__What you have to do__. Copy out the line containing "Extract all readable text from this page." and each line after it, through the last one in the material, exactly as written.

__Data for processing__.

□ □ □ □ □

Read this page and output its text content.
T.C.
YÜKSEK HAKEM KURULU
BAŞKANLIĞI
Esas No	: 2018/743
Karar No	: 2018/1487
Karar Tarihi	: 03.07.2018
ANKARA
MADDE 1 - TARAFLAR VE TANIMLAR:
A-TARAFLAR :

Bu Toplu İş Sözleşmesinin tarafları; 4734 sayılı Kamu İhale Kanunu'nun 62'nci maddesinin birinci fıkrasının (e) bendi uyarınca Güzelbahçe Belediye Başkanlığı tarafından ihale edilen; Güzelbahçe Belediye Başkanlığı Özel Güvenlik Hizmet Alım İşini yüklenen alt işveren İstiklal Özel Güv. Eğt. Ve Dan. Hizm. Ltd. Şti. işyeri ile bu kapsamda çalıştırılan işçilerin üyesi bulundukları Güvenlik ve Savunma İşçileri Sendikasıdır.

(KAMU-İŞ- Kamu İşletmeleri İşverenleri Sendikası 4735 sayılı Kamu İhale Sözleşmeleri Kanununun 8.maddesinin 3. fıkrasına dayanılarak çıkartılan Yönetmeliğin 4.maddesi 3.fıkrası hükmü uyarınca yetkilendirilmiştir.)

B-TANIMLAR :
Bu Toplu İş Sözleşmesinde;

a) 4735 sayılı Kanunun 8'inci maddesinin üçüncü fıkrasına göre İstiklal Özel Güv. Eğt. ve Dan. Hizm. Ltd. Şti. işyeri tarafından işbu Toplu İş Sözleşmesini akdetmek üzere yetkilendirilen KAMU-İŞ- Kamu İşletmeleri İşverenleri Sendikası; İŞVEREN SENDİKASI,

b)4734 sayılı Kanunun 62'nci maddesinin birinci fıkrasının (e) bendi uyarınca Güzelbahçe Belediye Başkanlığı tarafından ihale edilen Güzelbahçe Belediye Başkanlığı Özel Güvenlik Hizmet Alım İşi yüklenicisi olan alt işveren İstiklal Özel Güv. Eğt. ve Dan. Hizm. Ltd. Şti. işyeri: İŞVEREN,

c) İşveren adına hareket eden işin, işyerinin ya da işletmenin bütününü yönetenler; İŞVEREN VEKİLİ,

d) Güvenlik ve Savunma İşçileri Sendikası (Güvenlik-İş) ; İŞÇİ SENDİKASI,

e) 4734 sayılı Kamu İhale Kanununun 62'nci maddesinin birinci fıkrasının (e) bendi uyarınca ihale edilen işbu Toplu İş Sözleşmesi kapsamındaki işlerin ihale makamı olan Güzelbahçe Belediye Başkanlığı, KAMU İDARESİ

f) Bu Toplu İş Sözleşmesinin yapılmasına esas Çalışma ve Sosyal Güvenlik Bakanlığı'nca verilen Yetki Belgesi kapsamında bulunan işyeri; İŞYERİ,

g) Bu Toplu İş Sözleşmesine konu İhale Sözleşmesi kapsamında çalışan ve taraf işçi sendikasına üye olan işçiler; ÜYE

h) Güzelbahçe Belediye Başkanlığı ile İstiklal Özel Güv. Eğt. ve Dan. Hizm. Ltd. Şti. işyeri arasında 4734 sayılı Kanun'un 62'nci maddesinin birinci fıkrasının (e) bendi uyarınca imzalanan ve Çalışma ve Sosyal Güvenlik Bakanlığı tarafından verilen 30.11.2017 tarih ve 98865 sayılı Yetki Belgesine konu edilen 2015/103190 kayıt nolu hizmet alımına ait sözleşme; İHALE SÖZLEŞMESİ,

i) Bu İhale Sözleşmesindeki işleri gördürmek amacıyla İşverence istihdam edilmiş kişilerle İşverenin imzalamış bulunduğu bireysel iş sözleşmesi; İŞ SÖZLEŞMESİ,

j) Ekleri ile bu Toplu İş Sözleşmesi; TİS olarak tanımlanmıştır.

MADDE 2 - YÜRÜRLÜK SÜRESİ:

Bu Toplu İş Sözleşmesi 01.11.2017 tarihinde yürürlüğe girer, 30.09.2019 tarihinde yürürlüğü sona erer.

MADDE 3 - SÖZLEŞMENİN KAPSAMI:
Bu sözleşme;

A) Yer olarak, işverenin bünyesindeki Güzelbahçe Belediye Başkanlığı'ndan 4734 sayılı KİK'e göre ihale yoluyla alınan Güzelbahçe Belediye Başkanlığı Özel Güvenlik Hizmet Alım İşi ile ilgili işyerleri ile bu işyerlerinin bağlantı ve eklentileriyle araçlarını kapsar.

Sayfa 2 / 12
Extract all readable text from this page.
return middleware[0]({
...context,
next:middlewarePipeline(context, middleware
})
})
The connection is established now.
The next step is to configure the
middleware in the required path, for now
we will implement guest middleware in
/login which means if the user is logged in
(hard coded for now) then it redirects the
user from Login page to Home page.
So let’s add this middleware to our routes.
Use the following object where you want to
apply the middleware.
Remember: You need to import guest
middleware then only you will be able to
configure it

□ □ □ □ □

__Answer to this task__.
Extract all readable text from this page.
return middleware[0]({
...context,
next:middlewarePipeline(context, middleware
})
})
The connection is established now.
The next step is to configure the
middleware in the required path, for now
we will implement guest middleware in
/login which means if the user is logged in
(hard coded for now) then it redirects the
user from Login page to Home page.
So let’s add this middleware to our routes.
Use the following object where you want to
apply the middleware.
Remember: You need to import guest
middleware then only you will be able to
configure it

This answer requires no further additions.